[START MATERIAL FOR THE TASK]

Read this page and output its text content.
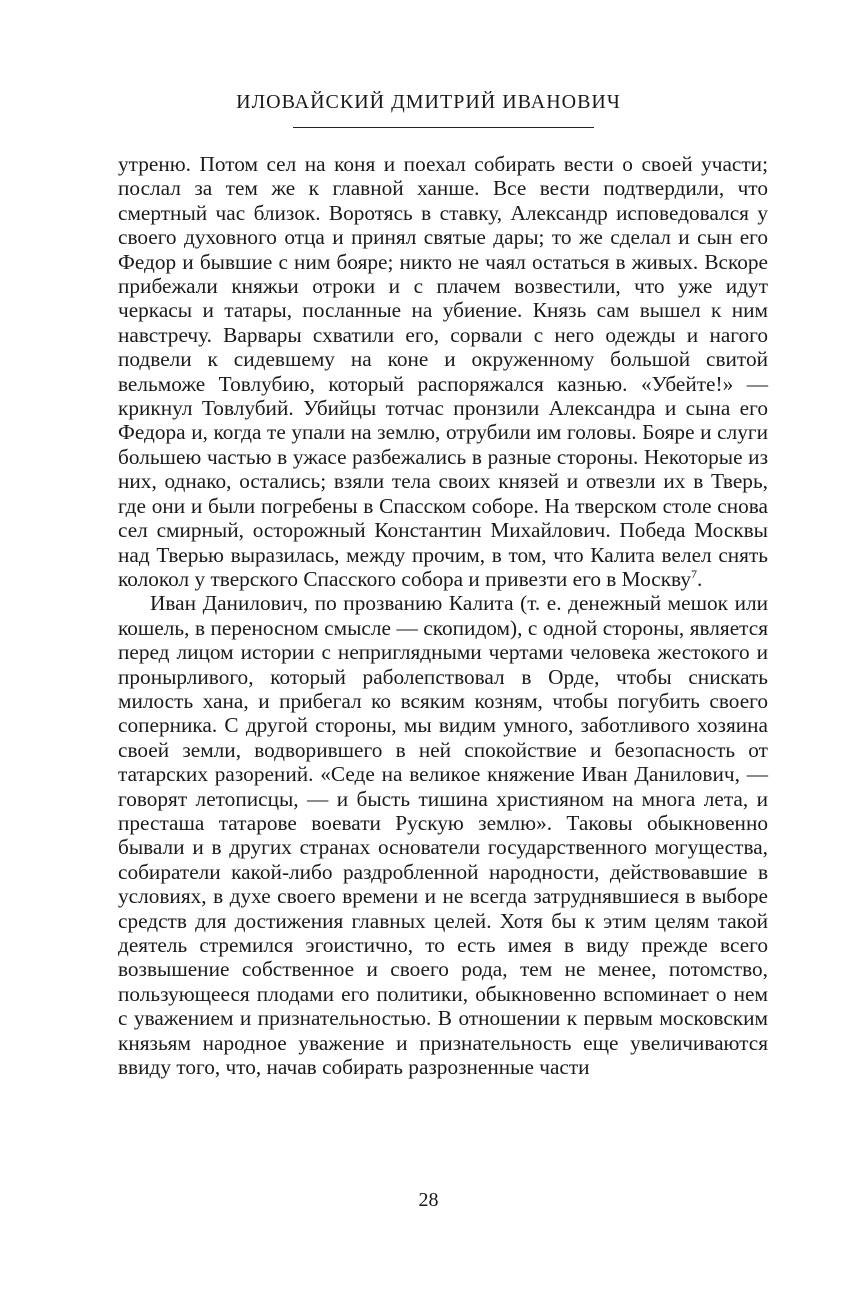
ИЛОВАЙСКИЙ ДМИТРИЙ ИВАНОВИЧ

утреню. Потом сел на коня и поехал собирать вести о своей участи; послал за тем же к главной ханше. Все вести подтвердили, что смертный час близок. Воротясь в ставку, Александр исповедовался у своего духовного отца и принял святые дары; то же сделал и сын его Федор и бывшие с ним бояре; никто не чаял остаться в живых. Вскоре прибежали княжьи отроки и с плачем возвестили, что уже идут черкасы и татары, посланные на убиение. Князь сам вышел к ним навстречу. Варвары схватили его, сорвали с него одежды и нагого подвели к сидевшему на коне и окруженному большой свитой вельможе Товлубию, который распоряжался казнью. «Убейте!» — крикнул Товлубий. Убийцы тотчас пронзили Александра и сына его Федора и, когда те упали на землю, отрубили им головы. Бояре и слуги большею частью в ужасе разбежались в разные стороны. Некоторые из них, однако, остались; взяли тела своих князей и отвезли их в Тверь, где они и были погребены в Спасском соборе. На тверском столе снова сел смирный, осторожный Константин Михайлович. Победа Москвы над Тверью выразилась, между прочим, в том, что Калита велел снять колокол у тверского Спасского собора и привезти его в Москву$^7$.

Иван Данилович, по прозванию Калита (т. е. денежный мешок или кошель, в переносном смысле — скопидом), с одной стороны, является перед лицом истории с неприглядными чертами человека жестокого и пронырливого, который раболепствовал в Орде, чтобы снискать милость хана, и прибегал ко всяким козням, чтобы погубить своего соперника. С другой стороны, мы видим умного, заботливого хозяина своей земли, водворившего в ней спокойствие и безопасность от татарских разорений. «Седе на великое княжение Иван Данилович, — говорят летописцы, — и бысть тишина християном на многа лета, и престаша татарове воевати Рускую землю». Таковы обыкновенно бывали и в других странах основатели государственного могущества, собиратели какой-либо раздробленной народности, действовавшие в условиях, в духе своего времени и не всегда затруднявшиеся в выборе средств для достижения главных целей. Хотя бы к этим целям такой деятель стремился эгоистично, то есть имея в виду прежде всего возвышение собственное и своего рода, тем не менее, потомство, пользующееся плодами его политики, обыкновенно вспоминает о нем с уважением и признательностью. В отношении к первым московским князьям народное уважение и признательность еще увеличиваются ввиду того, что, начав собирать разрозненные части

28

[END MATERIAL FOR THE TASK]

### YOUR TASK
Transcribe the records above verbatim. Do not carry over any picture.

### EXERCISE ANSWER
Read this page and output its text content.
ИЛОВАЙСКИЙ ДМИТРИЙ ИВАНОВИЧ

утреню. Потом сел на коня и поехал собирать вести о своей участи; послал за тем же к главной ханше. Все вести подтвердили, что смертный час близок. Воротясь в ставку, Александр исповедовался у своего духовного отца и принял святые дары; то же сделал и сын его Федор и бывшие с ним бояре; никто не чаял остаться в живых. Вскоре прибежали княжьи отроки и с плачем возвестили, что уже идут черкасы и татары, посланные на убиение. Князь сам вышел к ним навстречу. Варвары схватили его, сорвали с него одежды и нагого подвели к сидевшему на коне и окруженному большой свитой вельможе Товлубию, который распоряжался казнью. «Убейте!» — крикнул Товлубий. Убийцы тотчас пронзили Александра и сына его Федора и, когда те упали на землю, отрубили им головы. Бояре и слуги большею частью в ужасе разбежались в разные стороны. Некоторые из них, однако, остались; взяли тела своих князей и отвезли их в Тверь, где они и были погребены в Спасском соборе. На тверском столе снова сел смирный, осторожный Константин Михайлович. Победа Москвы над Тверью выразилась, между прочим, в том, что Калита велел снять колокол у тверского Спасского собора и привезти его в Москву$^7$.

Иван Данилович, по прозванию Калита (т. е. денежный мешок или кошель, в переносном смысле — скопидом), с одной стороны, является перед лицом истории с неприглядными чертами человека жестокого и пронырливого, который раболепствовал в Орде, чтобы снискать милость хана, и прибегал ко всяким козням, чтобы погубить своего соперника. С другой стороны, мы видим умного, заботливого хозяина своей земли, водворившего в ней спокойствие и безопасность от татарских разорений. «Седе на великое княжение Иван Данилович, — говорят летописцы, — и бысть тишина християном на многа лета, и престаша татарове воевати Рускую землю». Таковы обыкновенно бывали и в других странах основатели государственного могущества, собиратели какой-либо раздробленной народности, действовавшие в условиях, в духе своего времени и не всегда затруднявшиеся в выборе средств для достижения главных целей. Хотя бы к этим целям такой деятель стремился эгоистично, то есть имея в виду прежде всего возвышение собственное и своего рода, тем не менее, потомство, пользующееся плодами его политики, обыкновенно вспоминает о нем с уважением и признательностью. В отношении к первым московским князьям народное уважение и признательность еще увеличиваются ввиду того, что, начав собирать разрозненные части

28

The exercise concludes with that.